> Task to complete: Transcribe the records in full, keeping every character as it is.

> Task input:
__________

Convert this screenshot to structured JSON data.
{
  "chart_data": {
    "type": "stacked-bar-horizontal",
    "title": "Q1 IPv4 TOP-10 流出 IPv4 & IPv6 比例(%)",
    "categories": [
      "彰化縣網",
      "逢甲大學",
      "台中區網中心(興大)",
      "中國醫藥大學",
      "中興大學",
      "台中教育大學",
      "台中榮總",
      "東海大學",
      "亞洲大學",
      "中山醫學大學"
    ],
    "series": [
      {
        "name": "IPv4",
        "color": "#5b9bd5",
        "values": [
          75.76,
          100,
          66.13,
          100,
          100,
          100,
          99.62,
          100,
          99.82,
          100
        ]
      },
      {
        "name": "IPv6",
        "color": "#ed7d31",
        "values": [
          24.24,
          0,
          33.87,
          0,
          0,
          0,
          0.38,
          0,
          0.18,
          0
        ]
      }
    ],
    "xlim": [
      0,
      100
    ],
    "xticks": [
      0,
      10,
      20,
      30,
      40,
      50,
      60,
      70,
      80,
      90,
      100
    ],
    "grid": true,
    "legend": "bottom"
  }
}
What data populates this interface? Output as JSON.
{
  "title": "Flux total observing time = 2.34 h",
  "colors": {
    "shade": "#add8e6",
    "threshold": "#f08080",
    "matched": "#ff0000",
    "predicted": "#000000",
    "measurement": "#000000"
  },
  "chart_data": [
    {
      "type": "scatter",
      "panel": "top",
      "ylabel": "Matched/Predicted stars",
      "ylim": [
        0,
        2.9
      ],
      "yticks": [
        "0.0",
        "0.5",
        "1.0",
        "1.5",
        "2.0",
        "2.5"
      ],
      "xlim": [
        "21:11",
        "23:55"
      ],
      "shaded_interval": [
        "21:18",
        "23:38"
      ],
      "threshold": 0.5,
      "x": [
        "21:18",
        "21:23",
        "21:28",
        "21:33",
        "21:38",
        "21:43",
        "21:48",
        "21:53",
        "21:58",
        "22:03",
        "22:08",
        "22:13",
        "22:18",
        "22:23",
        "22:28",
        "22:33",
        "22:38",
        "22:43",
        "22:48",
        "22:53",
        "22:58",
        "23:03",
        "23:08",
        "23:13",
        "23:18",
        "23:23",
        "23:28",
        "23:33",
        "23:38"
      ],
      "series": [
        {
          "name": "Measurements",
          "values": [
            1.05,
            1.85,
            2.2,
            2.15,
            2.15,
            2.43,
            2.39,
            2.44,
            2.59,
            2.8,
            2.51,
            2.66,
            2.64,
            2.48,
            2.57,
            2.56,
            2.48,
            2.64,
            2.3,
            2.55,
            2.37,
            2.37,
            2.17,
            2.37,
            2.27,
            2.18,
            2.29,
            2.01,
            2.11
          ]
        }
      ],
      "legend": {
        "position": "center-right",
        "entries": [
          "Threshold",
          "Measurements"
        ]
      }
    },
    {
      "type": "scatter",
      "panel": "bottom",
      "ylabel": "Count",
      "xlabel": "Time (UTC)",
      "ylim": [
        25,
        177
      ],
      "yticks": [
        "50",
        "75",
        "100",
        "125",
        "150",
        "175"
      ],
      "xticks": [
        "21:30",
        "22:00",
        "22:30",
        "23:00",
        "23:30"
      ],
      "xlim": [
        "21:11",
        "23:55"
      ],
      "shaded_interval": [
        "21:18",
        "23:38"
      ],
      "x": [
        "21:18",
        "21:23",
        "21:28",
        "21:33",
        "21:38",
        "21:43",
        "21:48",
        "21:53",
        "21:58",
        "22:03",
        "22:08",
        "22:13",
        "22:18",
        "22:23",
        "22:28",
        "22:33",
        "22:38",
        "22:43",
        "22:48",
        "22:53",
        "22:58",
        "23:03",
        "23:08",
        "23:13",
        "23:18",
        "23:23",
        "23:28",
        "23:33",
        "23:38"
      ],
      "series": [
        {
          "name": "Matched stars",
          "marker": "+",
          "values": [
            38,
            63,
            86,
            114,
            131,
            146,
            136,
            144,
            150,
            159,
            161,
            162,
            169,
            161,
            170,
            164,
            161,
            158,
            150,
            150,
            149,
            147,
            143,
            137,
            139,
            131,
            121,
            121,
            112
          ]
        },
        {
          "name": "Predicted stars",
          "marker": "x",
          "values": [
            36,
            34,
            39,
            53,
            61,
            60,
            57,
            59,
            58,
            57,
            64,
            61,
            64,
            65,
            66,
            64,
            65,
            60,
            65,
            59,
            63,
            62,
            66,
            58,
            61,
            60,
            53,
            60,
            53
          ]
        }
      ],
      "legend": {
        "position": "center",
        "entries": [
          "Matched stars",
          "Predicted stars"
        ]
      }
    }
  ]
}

__________

> Solution:
Convert this screenshot to structured JSON data.
{
  "chart_data": {
    "type": "stacked-bar-horizontal",
    "title": "Q1 IPv4 TOP-10 流出 IPv4 & IPv6 比例(%)",
    "categories": [
      "彰化縣網",
      "逢甲大學",
      "台中區網中心(興大)",
      "中國醫藥大學",
      "中興大學",
      "台中教育大學",
      "台中榮總",
      "東海大學",
      "亞洲大學",
      "中山醫學大學"
    ],
    "series": [
      {
        "name": "IPv4",
        "color": "#5b9bd5",
        "values": [
          75.76,
          100,
          66.13,
          100,
          100,
          100,
          99.62,
          100,
          99.82,
          100
        ]
      },
      {
        "name": "IPv6",
        "color": "#ed7d31",
        "values": [
          24.24,
          0,
          33.87,
          0,
          0,
          0,
          0.38,
          0,
          0.18,
          0
        ]
      }
    ],
    "xlim": [
      0,
      100
    ],
    "xticks": [
      0,
      10,
      20,
      30,
      40,
      50,
      60,
      70,
      80,
      90,
      100
    ],
    "grid": true,
    "legend": "bottom"
  }
}
What data populates this interface? Output as JSON.
{
  "title": "Flux total observing time = 2.34 h",
  "colors": {
    "shade": "#add8e6",
    "threshold": "#f08080",
    "matched": "#ff0000",
    "predicted": "#000000",
    "measurement": "#000000"
  },
  "chart_data": [
    {
      "type": "scatter",
      "panel": "top",
      "ylabel": "Matched/Predicted stars",
      "ylim": [
        0,
        2.9
      ],
      "yticks": [
        "0.0",
        "0.5",
        "1.0",
        "1.5",
        "2.0",
        "2.5"
      ],
      "xlim": [
        "21:11",
        "23:55"
      ],
      "shaded_interval": [
        "21:18",
        "23:38"
      ],
      "threshold": 0.5,
      "x": [
        "21:18",
        "21:23",
        "21:28",
        "21:33",
        "21:38",
        "21:43",
        "21:48",
        "21:53",
        "21:58",
        "22:03",
        "22:08",
        "22:13",
        "22:18",
        "22:23",
        "22:28",
        "22:33",
        "22:38",
        "22:43",
        "22:48",
        "22:53",
        "22:58",
        "23:03",
        "23:08",
        "23:13",
        "23:18",
        "23:23",
        "23:28",
        "23:33",
        "23:38"
      ],
      "series": [
        {
          "name": "Measurements",
          "values": [
            1.05,
            1.85,
            2.2,
            2.15,
            2.15,
            2.43,
            2.39,
            2.44,
            2.59,
            2.8,
            2.51,
            2.66,
            2.64,
            2.48,
            2.57,
            2.56,
            2.48,
            2.64,
            2.3,
            2.55,
            2.37,
            2.37,
            2.17,
            2.37,
            2.27,
            2.18,
            2.29,
            2.01,
            2.11
          ]
        }
      ],
      "legend": {
        "position": "center-right",
        "entries": [
          "Threshold",
          "Measurements"
        ]
      }
    },
    {
      "type": "scatter",
      "panel": "bottom",
      "ylabel": "Count",
      "xlabel": "Time (UTC)",
      "ylim": [
        25,
        177
      ],
      "yticks": [
        "50",
        "75",
        "100",
        "125",
        "150",
        "175"
      ],
      "xticks": [
        "21:30",
        "22:00",
        "22:30",
        "23:00",
        "23:30"
      ],
      "xlim": [
        "21:11",
        "23:55"
      ],
      "shaded_interval": [
        "21:18",
        "23:38"
      ],
      "x": [
        "21:18",
        "21:23",
        "21:28",
        "21:33",
        "21:38",
        "21:43",
        "21:48",
        "21:53",
        "21:58",
        "22:03",
        "22:08",
        "22:13",
        "22:18",
        "22:23",
        "22:28",
        "22:33",
        "22:38",
        "22:43",
        "22:48",
        "22:53",
        "22:58",
        "23:03",
        "23:08",
        "23:13",
        "23:18",
        "23:23",
        "23:28",
        "23:33",
        "23:38"
      ],
      "series": [
        {
          "name": "Matched stars",
          "marker": "+",
          "values": [
            38,
            63,
            86,
            114,
            131,
            146,
            136,
            144,
            150,
            159,
            161,
            162,
            169,
            161,
            170,
            164,
            161,
            158,
            150,
            150,
            149,
            147,
            143,
            137,
            139,
            131,
            121,
            121,
            112
          ]
        },
        {
          "name": "Predicted stars",
          "marker": "x",
          "values": [
            36,
            34,
            39,
            53,
            61,
            60,
            57,
            59,
            58,
            57,
            64,
            61,
            64,
            65,
            66,
            64,
            65,
            60,
            65,
            59,
            63,
            62,
            66,
            58,
            61,
            60,
            53,
            60,
            53
          ]
        }
      ],
      "legend": {
        "position": "center",
        "entries": [
          "Matched stars",
          "Predicted stars"
        ]
      }
    }
  ]
}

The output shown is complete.